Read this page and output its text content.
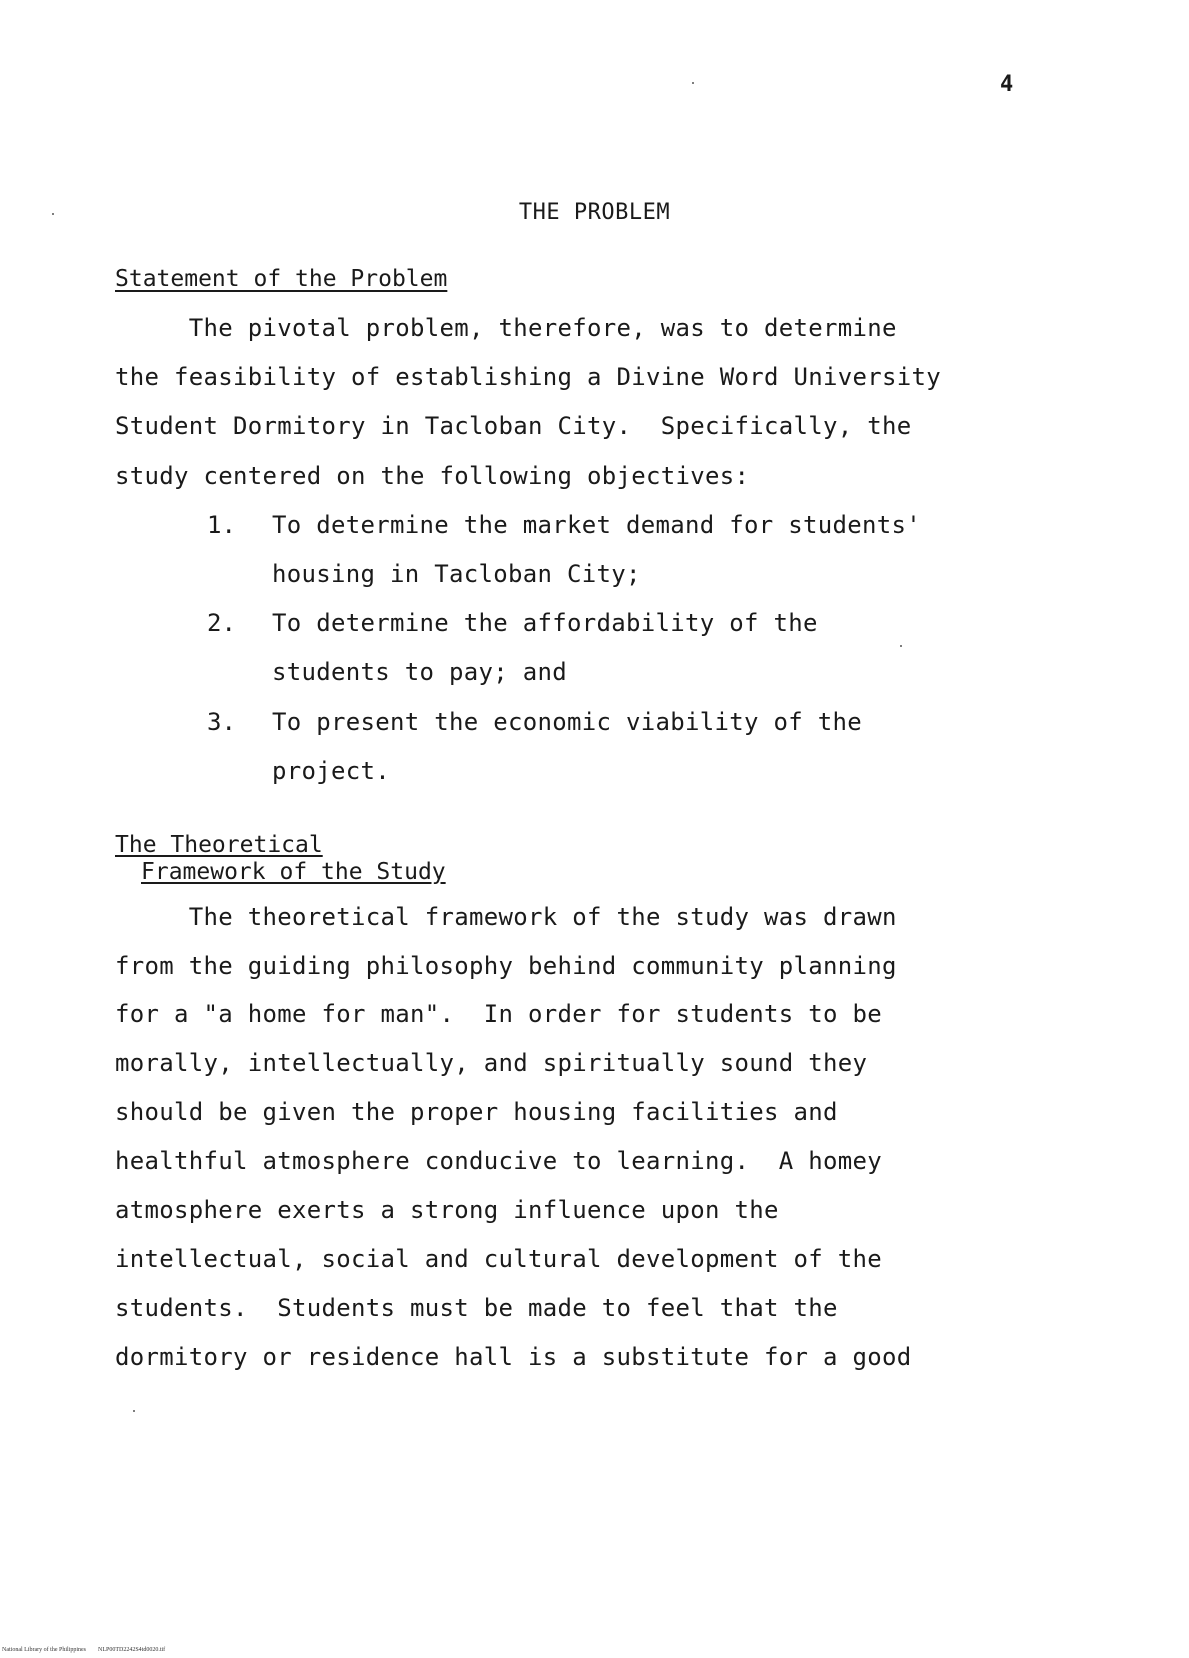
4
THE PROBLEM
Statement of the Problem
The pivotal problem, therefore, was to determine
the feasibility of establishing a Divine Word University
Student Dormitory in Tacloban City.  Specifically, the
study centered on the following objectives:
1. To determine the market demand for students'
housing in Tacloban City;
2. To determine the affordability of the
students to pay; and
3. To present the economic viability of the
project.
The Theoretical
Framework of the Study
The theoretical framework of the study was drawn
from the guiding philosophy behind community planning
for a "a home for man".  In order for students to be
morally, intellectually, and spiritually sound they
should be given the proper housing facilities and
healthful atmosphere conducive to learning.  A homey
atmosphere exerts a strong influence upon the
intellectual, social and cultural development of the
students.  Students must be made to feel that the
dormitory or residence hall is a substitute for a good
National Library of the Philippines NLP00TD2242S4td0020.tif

> **Set problem**
Omitting all images, print the listing exactly.

> **Response to this exercise**
Read this page and output its text content.
4
THE PROBLEM
Statement of the Problem
The pivotal problem, therefore, was to determine
the feasibility of establishing a Divine Word University
Student Dormitory in Tacloban City.  Specifically, the
study centered on the following objectives:
1. To determine the market demand for students'
housing in Tacloban City;
2. To determine the affordability of the
students to pay; and
3. To present the economic viability of the
project.
The Theoretical
Framework of the Study
The theoretical framework of the study was drawn
from the guiding philosophy behind community planning
for a "a home for man".  In order for students to be
morally, intellectually, and spiritually sound they
should be given the proper housing facilities and
healthful atmosphere conducive to learning.  A homey
atmosphere exerts a strong influence upon the
intellectual, social and cultural development of the
students.  Students must be made to feel that the
dormitory or residence hall is a substitute for a good
National Library of the Philippines NLP00TD2242S4td0020.tif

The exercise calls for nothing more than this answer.